TON OBJECTIF: Dans l'article ci-dessous sur la visite de Cyril Ramaphosa à Kinshasa, explique pourquoi le président sud-africain demande un cessez-le-feu humanitaire dans les zones touchées par Ebola.

TEXTE:
════════════════
Kinshasa et Pretoria unissent leurs efforts pour contenir Ebola et renforcer la coopération sanitaire en Afrique
Le Président de la République, Félix Tshisekedi, a reçu ce jeudi 2 juillet 2026, à la Cité de l’Union africaine, son homologue sud-africain, Cyril Ramaphosa, en visite de travail à Kinshasa.
Après un entretien en tête-à-tête, les deux chefs d’État ont poursuivi leurs échanges avec leurs délégations respectives. Les discussions ont porté sur la riposte contre la maladie à virus Ebola, les relations diplomatiques ainsi que les questions liées aux droits de l’homme.
Les deux dirigeants se sont ensuite rendus à l’Institut national de recherche biomédicale (INRB), où ils ont reçu des explications sur les stratégies mises en place pour lutter contre l’épidémie, notamment le système d’alerte pour la détection des cas.
À l’issue de cette visite, Félix Tshisekedi a salué les relations entre la RDC et l’Afrique du Sud, qu’il considère comme un partenaire de premier plan dans plusieurs domaines. Il a rappelé que, pour la RDC, « la coopération sanitaire transfrontalière n’est pas une option ; c’est une nécessité stratégique ».
Le chef de l’État a également souligné que l’expérience de l’Afrique du Sud et son rôle au sein de la SADC et de l’Union africaine peuvent renforcer les efforts de lutte contre Ebola.
Évoquant la situation sécuritaire dans l’Est de la RDC, épicentre de l’épidémie, Félix Tshisekedi a estimé que les conflits armés compliquent les opérations sanitaires. « Dans les zones affectées par les conflits armés, l’insécurité fragilise la prévention, l’accès aux soins, la surveillance épidémiologique et la réponse rapide aux urgences de santé publique », a-t-il déclaré.
Il a ajouté que la présence d’Ebola en RDC et en Ouganda montre que « les risques sanitaires ignorent les frontières et appellent à une réponse régionale coordonnée, solidaire et fondée sur la responsabilité partagée ».
Concernant les droits de l’homme en Afrique du Sud, le président congolais a indiqué avoir échangé avec son homologue sur cette question. Selon lui, Cyril Ramaphosa lui a assuré que son gouvernement reste engagé à faire respecter la dignité de toutes les personnes vivant sur le territoire sud-africain.
Prenant la parole, Cyril Ramaphosa a expliqué que sa visite s’inscrivait dans le cadre de sa mission de champion de l’Union africaine pour la préparation, la prévention et la riposte aux pandémies. Son objectif est de mobiliser davantage de ressources afin de renforcer la coopération entre les États africains.
Le président sud-africain a exprimé sa solidarité avec le peuple congolais et rendu hommage aux scientifiques ainsi qu’aux équipes engagées dans la lutte contre Ebola. « À travers notre histoire, la résilience, le courage et la force de notre peuple nous ont permis de surmonter de nombreuses crises et nous n’avons aucun doute que cette crise passera également », a-t-il déclaré.
Il a souhaité que les engagements des partenaires internationaux se traduisent rapidement par des financements et des moyens médicaux supplémentaires. Il a également plaidé pour un cessez-le-feu humanitaire dans les zones touchées par Ebola afin de faciliter le travail des équipes humanitaires. « C’est une opportunité qui prouve que la riposte à la maladie à virus Ebola peut être un catalyseur de la paix », a-t-il affirmé.
Enfin, Cyril Ramaphosa a salué le travail de l’INRB et celui du professeur Jean-Jacques Muyembe Tamfum. Il a également invité les pays du monde à ne pas fermer leurs frontières aux ressortissants congolais, estimant que cette mesure ne constitue pas une solution efficace contre la propagation de l’épidémie.
La visite de travail du président sud-africain en RDC s’est achevée par un point de presse conjoint, avant son retour dans son pays.
════════════════
Données enregistrées
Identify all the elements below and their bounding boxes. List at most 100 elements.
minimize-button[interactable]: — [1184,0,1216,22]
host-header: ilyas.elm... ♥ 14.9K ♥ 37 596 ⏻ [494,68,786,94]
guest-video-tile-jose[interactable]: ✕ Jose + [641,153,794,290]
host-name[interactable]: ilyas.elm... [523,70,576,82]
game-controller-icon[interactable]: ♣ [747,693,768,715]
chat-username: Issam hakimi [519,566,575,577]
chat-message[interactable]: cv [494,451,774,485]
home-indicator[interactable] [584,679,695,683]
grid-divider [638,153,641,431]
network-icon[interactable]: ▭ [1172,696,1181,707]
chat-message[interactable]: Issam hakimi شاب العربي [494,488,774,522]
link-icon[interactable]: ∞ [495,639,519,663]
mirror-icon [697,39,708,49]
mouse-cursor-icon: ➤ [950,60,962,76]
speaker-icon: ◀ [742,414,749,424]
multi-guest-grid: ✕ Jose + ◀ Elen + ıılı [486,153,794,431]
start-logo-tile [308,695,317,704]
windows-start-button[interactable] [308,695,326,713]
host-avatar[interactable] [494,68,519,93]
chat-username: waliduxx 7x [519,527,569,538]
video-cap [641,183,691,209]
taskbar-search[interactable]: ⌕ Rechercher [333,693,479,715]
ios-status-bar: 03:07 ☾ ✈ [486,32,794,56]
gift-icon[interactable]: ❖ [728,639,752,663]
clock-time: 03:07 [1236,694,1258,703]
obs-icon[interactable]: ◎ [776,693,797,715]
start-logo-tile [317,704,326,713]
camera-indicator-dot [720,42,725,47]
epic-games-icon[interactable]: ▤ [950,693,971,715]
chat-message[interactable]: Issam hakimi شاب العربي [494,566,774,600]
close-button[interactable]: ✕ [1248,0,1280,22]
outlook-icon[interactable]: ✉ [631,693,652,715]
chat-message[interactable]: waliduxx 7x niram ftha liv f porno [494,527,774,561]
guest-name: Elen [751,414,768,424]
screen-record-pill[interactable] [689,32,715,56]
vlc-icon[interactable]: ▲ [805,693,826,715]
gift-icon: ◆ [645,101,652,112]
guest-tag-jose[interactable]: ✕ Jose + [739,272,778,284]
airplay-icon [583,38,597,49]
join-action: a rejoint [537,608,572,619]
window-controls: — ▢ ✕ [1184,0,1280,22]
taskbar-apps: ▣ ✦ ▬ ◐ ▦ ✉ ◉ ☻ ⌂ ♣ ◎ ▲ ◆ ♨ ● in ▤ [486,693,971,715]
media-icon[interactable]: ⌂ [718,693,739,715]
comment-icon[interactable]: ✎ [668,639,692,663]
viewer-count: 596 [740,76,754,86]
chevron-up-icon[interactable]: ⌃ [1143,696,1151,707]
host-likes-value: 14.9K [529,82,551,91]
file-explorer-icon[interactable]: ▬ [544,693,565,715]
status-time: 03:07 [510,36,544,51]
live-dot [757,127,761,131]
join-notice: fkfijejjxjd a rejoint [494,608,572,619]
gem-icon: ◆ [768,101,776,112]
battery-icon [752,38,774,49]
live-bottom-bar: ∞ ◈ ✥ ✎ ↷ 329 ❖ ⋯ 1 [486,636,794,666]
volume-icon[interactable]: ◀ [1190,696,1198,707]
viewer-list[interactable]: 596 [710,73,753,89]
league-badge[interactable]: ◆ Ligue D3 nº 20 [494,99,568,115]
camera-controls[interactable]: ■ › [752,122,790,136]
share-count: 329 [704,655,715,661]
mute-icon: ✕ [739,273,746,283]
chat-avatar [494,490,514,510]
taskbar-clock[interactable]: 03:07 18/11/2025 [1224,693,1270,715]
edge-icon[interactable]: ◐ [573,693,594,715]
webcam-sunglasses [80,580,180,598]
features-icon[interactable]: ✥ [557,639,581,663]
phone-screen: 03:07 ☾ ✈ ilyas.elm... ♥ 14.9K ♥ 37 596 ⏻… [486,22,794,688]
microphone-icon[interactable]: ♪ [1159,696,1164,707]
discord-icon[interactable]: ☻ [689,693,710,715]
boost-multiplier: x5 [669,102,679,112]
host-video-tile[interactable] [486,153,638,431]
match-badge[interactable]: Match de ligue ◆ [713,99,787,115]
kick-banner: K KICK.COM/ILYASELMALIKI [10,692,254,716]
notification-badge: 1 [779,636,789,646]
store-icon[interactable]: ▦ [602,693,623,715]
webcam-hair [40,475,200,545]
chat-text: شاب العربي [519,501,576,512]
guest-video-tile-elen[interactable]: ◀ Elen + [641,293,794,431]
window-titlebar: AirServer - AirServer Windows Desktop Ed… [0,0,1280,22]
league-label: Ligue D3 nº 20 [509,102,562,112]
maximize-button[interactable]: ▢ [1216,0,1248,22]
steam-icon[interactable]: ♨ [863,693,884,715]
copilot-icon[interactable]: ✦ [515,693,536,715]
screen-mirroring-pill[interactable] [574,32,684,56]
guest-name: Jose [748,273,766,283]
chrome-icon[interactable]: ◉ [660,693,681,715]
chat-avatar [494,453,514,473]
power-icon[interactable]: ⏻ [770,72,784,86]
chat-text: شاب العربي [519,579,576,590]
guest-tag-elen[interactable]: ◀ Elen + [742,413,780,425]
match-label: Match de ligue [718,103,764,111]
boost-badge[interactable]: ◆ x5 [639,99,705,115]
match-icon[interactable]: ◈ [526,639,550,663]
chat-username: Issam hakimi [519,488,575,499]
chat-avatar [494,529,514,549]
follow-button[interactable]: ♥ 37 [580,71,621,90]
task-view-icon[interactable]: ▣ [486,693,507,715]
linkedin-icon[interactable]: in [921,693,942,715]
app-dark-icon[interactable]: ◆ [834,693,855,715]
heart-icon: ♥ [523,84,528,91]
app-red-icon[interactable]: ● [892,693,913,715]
════════════════
RÉPONSE: Cyril Ramaphosa demande un cessez-le-feu humanitaire dans les zones touchées par Ebola pour faciliter le travail des équipes humanitaires.